Pull every line holding the string "xlabel" from the records below.

• _Dataset entries_
::::

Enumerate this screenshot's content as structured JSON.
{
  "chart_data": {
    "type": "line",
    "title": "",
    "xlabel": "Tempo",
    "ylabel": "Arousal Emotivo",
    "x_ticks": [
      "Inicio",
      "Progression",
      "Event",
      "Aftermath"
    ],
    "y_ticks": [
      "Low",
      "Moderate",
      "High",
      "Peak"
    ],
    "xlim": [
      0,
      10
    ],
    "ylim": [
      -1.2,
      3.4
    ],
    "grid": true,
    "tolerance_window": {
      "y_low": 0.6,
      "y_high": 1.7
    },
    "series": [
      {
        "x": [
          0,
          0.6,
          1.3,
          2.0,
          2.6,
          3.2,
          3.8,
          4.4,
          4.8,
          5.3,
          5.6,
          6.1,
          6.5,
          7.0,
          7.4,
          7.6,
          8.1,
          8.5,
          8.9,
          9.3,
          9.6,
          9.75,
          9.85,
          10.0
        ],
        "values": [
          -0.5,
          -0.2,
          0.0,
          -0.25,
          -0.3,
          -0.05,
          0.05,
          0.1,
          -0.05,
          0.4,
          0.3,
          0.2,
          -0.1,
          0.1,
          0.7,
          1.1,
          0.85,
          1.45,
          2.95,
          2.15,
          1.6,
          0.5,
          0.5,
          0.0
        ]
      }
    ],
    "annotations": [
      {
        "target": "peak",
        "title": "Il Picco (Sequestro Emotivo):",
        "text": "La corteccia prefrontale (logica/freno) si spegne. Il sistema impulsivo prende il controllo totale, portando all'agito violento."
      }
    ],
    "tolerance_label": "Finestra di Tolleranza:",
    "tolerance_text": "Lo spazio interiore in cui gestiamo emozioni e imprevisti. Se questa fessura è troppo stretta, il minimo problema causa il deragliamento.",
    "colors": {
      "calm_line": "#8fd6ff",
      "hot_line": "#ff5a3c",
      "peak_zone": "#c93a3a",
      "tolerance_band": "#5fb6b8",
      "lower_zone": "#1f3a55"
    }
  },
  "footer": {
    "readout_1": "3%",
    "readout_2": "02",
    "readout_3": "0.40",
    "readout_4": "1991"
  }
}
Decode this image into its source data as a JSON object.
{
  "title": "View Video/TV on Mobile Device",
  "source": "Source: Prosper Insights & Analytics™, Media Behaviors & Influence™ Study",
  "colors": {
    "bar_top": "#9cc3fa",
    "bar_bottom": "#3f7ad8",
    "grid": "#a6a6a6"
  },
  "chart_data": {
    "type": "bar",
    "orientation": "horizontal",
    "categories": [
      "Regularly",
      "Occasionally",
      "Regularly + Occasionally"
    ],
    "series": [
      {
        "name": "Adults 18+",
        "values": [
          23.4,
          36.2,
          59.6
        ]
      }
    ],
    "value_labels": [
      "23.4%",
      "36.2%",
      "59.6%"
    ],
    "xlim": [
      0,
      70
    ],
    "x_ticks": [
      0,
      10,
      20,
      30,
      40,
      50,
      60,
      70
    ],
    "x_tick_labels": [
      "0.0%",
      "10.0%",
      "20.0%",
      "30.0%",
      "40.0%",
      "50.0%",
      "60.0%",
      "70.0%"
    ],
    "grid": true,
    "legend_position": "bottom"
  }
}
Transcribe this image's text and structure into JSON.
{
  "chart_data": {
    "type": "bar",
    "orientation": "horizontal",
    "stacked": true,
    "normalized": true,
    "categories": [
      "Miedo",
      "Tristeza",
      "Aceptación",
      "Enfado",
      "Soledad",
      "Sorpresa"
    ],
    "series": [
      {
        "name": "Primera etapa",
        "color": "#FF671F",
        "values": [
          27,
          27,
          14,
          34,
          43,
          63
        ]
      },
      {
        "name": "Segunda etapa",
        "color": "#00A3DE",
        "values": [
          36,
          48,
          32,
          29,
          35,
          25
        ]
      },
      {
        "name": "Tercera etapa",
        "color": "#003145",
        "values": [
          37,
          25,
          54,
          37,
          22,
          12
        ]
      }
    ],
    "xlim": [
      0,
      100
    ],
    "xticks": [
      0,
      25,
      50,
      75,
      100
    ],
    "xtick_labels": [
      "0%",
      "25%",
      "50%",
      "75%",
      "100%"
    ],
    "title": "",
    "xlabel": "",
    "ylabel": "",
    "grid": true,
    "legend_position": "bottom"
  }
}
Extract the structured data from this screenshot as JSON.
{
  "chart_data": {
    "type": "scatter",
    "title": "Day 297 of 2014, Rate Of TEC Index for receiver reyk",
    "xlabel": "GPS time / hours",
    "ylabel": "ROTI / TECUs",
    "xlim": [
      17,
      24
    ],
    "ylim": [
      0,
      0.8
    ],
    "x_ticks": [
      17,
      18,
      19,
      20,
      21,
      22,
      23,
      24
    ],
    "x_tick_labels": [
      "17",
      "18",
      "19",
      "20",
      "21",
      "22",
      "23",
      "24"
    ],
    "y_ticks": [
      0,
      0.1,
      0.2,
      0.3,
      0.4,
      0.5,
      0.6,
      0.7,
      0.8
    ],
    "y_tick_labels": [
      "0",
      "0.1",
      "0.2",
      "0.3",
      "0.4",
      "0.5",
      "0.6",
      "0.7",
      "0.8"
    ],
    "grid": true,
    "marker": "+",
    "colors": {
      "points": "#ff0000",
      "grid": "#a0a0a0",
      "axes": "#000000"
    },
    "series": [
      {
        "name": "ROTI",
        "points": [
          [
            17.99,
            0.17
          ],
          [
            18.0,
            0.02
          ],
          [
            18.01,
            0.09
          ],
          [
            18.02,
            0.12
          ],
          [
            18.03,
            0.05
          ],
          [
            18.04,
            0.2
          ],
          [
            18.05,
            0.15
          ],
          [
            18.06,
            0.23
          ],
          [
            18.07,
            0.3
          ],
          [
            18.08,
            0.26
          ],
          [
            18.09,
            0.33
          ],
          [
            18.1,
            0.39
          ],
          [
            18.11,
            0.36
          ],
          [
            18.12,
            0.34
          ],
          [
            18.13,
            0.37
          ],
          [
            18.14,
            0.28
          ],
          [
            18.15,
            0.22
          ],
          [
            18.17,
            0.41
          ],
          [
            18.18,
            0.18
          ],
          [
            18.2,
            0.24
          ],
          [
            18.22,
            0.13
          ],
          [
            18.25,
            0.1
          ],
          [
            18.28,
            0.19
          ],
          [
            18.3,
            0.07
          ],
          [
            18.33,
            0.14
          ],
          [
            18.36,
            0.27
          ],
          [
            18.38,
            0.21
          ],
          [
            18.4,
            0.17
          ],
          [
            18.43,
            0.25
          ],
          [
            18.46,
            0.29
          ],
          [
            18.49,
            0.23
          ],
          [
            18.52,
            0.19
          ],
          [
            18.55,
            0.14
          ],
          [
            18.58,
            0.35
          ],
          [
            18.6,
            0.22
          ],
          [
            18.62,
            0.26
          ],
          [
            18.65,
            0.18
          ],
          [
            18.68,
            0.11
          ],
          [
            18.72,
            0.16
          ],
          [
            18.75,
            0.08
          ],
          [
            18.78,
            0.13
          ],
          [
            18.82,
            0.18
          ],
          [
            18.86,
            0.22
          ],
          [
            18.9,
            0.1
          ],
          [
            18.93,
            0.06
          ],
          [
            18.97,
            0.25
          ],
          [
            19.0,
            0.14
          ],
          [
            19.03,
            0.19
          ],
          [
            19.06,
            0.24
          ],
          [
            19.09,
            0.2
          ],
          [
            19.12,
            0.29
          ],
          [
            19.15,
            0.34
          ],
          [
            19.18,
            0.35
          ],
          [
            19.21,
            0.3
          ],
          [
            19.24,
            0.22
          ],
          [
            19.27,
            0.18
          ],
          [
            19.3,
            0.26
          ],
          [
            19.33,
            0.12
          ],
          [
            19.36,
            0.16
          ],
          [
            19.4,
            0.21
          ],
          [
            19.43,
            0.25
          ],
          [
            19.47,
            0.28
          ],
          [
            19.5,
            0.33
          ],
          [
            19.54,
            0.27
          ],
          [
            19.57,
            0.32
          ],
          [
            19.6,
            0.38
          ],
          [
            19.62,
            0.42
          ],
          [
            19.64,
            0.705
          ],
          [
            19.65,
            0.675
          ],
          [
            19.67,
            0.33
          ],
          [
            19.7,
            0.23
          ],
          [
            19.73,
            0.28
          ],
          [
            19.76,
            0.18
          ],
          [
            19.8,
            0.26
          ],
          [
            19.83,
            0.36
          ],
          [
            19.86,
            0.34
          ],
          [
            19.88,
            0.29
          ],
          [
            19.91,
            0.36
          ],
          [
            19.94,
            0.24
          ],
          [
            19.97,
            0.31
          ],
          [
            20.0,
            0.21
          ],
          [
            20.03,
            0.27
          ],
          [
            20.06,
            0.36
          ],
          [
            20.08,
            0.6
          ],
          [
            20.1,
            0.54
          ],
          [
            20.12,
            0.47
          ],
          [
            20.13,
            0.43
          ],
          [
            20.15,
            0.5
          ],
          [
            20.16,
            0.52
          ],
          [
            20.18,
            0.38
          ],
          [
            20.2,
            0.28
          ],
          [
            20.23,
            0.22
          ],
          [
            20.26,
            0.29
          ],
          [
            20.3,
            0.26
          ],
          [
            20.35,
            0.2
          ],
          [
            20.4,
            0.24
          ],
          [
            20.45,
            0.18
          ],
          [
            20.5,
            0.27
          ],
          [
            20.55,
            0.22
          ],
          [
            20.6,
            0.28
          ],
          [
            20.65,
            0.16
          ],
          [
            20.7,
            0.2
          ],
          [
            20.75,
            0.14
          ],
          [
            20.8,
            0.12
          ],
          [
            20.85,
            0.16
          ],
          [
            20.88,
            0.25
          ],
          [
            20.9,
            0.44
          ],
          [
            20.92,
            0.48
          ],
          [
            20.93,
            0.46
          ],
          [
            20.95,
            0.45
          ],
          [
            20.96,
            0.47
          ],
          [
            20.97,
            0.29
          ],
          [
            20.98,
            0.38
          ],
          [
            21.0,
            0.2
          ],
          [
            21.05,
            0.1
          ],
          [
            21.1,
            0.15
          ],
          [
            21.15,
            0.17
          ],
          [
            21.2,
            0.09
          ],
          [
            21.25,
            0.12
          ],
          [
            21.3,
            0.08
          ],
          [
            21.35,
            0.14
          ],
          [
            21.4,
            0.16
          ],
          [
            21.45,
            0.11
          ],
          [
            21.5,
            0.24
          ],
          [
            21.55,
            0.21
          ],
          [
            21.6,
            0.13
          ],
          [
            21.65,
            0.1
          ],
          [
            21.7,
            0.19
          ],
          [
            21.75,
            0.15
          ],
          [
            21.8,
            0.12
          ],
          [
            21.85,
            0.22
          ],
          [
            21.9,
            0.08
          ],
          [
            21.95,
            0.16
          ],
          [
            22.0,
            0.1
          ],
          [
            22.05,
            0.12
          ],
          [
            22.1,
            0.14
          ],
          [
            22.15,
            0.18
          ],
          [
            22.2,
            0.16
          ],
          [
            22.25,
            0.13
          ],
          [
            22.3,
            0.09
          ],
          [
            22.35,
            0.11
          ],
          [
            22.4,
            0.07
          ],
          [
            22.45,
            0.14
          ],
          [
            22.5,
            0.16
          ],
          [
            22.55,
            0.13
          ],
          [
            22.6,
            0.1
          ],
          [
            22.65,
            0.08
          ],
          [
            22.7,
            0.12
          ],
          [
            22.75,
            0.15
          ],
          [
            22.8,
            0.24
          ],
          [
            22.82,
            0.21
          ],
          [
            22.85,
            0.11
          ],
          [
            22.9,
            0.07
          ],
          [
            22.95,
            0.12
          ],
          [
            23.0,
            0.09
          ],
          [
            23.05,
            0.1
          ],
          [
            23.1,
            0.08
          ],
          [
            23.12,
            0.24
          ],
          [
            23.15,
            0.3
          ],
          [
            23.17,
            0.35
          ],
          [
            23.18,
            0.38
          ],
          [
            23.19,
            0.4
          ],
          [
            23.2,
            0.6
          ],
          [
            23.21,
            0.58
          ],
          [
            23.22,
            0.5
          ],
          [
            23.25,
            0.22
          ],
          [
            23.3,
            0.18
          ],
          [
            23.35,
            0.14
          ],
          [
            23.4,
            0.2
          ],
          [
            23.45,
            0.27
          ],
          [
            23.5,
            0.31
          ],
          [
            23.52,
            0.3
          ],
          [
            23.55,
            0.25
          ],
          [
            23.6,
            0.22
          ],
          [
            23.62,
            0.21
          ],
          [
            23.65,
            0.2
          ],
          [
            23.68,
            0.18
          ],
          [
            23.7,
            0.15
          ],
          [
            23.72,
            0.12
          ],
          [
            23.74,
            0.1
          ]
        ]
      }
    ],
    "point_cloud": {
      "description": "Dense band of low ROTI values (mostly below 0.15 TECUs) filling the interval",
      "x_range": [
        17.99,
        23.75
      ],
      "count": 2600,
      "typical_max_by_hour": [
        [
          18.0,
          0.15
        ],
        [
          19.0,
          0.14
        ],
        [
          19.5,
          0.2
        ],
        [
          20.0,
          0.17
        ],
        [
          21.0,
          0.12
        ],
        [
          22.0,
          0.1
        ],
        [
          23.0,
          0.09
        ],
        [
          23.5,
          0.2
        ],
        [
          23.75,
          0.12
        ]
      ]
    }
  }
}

::::

• _Result_
    "xlabel": "Tempo",
    "xlabel": "",
    "xlabel": "GPS time / hours",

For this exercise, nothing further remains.